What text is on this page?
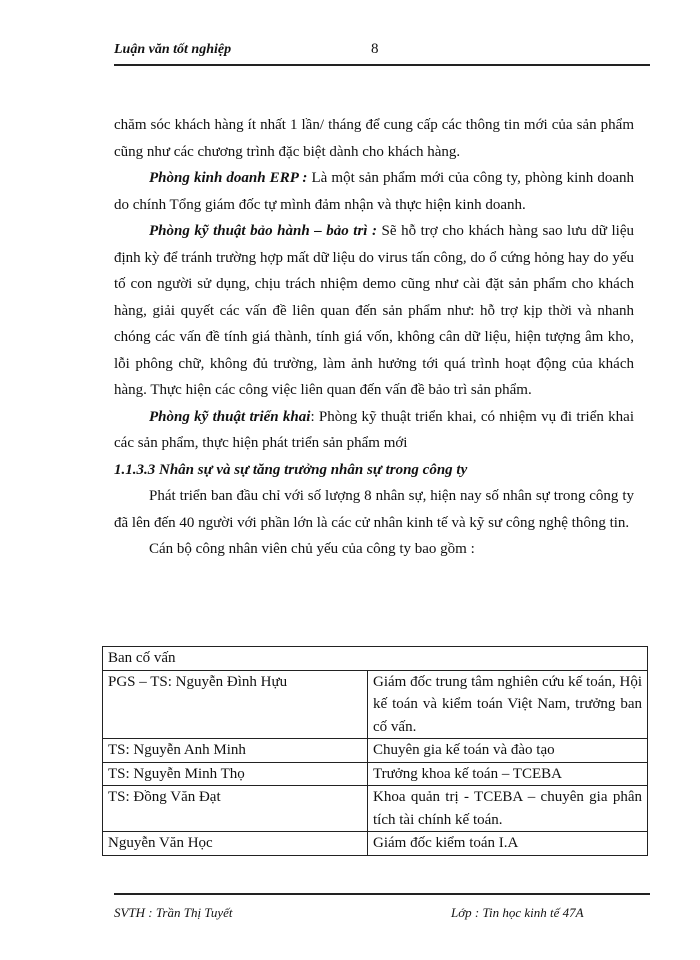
Luận văn tốt nghiệp	8

chăm sóc khách hàng ít nhất 1 lần/ tháng để cung cấp các thông tin mới của sản phẩm cũng như các chương trình đặc biệt dành cho khách hàng.

Phòng kinh doanh ERP : Là một sản phẩm mới của công ty, phòng kinh doanh do chính Tổng giám đốc tự mình đảm nhận và thực hiện kinh doanh.

Phòng kỹ thuật bảo hành – bảo trì : Sẽ hỗ trợ cho khách hàng sao lưu dữ liệu định kỳ để tránh trường hợp mất dữ liệu do virus tấn công, do ổ cứng hỏng hay do yếu tố con người sử dụng, chịu trách nhiệm demo cũng như cài đặt sản phẩm cho khách hàng, giải quyết các vấn đề liên quan đến sản phẩm như: hỗ trợ kịp thời và nhanh chóng các vấn đề tính giá thành, tính giá vốn, không cân dữ liệu, hiện tượng âm kho, lỗi phông chữ, không đủ trường, làm ảnh hưởng tới quá trình hoạt động của khách hàng. Thực hiện các công việc liên quan đến vấn đề bảo trì sản phẩm.

Phòng kỹ thuật triển khai: Phòng kỹ thuật triển khai, có nhiệm vụ đi triển khai các sản phẩm, thực hiện phát triển sản phẩm mới

1.1.3.3 Nhân sự và sự tăng trưởng nhân sự trong công ty

Phát triển ban đầu chỉ với số lượng 8 nhân sự, hiện nay số nhân sự trong công ty đã lên đến 40 người với phần lớn là các cử nhân kinh tế và kỹ sư công nghệ thông tin.

Cán bộ công nhân viên chủ yếu của công ty bao gồm :

Ban cố vấn	
PGS – TS: Nguyễn Đình Hựu	Giám đốc trung tâm nghiên cứu kế toán, Hội kế toán và kiểm toán Việt Nam, trưởng ban cố vấn.
TS: Nguyễn Anh Minh	Chuyên gia kế toán và đào tạo
TS: Nguyễn Minh Thọ	Trưởng khoa kế toán – TCEBA
TS: Đồng Văn Đạt	Khoa quản trị - TCEBA – chuyên gia phân tích tài chính kế toán.
Nguyễn Văn Học	Giám đốc kiểm toán I.A
SVTH : Trần Thị Tuyết	Lớp : Tin học kinh tế 47A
========================================================================
Exercise description :: From the entries, copy every line in which the string "triển" can be found.

Reply to the task ::
Phòng kỹ thuật triển khai: Phòng kỹ thuật triển khai, có nhiệm vụ đi triển khai các sản phẩm, thực hiện phát triển sản phẩm mới
Phát triển ban đầu chỉ với số lượng 8 nhân sự, hiện nay số nhân sự trong công ty đã lên đến 40 người với phần lớn là các cử nhân kinh tế và kỹ sư công nghệ thông tin.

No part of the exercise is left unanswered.